═══ Data to process ═══

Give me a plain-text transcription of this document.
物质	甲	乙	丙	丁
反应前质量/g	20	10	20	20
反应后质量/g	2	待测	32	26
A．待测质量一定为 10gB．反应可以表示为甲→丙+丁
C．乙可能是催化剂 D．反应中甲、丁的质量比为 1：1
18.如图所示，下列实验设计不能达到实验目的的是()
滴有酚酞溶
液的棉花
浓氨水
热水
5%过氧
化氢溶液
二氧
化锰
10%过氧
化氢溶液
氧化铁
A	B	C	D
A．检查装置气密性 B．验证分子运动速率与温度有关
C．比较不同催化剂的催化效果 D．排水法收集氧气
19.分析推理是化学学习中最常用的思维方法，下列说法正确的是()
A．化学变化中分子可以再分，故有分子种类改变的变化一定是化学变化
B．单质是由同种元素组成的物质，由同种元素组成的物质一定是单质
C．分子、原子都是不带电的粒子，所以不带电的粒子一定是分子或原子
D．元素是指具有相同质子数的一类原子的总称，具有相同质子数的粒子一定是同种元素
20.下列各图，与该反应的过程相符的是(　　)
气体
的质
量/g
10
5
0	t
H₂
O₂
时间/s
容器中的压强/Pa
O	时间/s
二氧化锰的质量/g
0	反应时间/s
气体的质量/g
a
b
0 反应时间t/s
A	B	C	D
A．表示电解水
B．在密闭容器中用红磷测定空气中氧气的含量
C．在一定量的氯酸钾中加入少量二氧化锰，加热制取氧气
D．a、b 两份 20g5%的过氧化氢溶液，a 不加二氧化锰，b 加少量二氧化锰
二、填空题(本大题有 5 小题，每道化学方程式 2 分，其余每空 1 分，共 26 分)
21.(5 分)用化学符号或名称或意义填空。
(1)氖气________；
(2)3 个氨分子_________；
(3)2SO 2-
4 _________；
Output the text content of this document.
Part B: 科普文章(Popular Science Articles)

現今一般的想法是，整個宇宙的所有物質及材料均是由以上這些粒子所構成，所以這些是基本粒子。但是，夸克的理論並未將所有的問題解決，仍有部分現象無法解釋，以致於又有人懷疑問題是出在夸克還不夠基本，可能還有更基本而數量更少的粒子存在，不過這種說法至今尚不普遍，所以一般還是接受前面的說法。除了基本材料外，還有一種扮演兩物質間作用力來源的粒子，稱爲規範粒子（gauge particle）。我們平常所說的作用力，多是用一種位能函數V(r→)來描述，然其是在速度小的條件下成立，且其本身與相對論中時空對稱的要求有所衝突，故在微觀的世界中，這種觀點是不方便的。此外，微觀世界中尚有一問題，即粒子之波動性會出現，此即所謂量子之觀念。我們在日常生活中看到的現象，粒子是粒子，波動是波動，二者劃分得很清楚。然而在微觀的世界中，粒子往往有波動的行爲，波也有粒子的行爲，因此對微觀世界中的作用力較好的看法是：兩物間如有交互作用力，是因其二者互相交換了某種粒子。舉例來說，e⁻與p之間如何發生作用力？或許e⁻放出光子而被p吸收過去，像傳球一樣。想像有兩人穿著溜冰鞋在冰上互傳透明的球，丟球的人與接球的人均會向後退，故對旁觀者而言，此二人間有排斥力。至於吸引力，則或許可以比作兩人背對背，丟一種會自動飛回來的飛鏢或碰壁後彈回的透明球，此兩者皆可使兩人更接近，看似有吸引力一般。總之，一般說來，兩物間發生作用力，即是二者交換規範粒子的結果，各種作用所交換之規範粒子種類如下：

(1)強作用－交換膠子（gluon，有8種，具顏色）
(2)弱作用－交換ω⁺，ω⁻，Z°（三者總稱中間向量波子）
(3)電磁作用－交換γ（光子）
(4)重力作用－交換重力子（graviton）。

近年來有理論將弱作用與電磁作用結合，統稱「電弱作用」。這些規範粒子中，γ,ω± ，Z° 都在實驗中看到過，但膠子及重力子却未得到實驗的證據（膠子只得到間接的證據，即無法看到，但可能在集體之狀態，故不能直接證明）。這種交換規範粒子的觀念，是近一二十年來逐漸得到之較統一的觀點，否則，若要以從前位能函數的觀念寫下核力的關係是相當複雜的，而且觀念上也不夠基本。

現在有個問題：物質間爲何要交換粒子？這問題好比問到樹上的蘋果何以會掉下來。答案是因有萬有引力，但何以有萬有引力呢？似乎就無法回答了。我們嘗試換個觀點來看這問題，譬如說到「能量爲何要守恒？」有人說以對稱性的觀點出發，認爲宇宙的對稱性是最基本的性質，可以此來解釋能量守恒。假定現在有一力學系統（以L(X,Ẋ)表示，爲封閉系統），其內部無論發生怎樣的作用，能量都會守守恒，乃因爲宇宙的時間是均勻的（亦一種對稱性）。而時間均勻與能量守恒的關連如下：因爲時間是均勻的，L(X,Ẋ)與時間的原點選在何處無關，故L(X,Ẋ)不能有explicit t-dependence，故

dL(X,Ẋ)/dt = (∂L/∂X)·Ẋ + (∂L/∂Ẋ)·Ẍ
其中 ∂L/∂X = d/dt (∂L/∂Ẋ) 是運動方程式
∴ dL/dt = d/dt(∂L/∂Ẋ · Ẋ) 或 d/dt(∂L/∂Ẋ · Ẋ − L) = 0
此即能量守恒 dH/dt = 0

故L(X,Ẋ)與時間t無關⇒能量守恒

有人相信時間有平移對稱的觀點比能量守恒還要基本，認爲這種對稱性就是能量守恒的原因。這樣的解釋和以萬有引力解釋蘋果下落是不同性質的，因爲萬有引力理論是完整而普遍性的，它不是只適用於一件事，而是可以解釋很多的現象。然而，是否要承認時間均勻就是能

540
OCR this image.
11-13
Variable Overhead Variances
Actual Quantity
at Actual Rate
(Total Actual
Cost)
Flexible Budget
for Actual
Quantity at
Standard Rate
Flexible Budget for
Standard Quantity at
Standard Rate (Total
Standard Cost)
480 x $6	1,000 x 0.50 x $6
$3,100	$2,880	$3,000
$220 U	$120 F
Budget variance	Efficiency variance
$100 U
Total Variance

═══

> Given task
Reproduce nothing but the lines from the line containing "OCR this image." to the last line of the data, each exactly as written.

> Result of this task
OCR this image.
11-13
Variable Overhead Variances
Actual Quantity
at Actual Rate
(Total Actual
Cost)
Flexible Budget
for Actual
Quantity at
Standard Rate
Flexible Budget for
Standard Quantity at
Standard Rate (Total
Standard Cost)
480 x $6	1,000 x 0.50 x $6
$3,100	$2,880	$3,000
$220 U	$120 F
Budget variance	Efficiency variance
$100 U
Total Variance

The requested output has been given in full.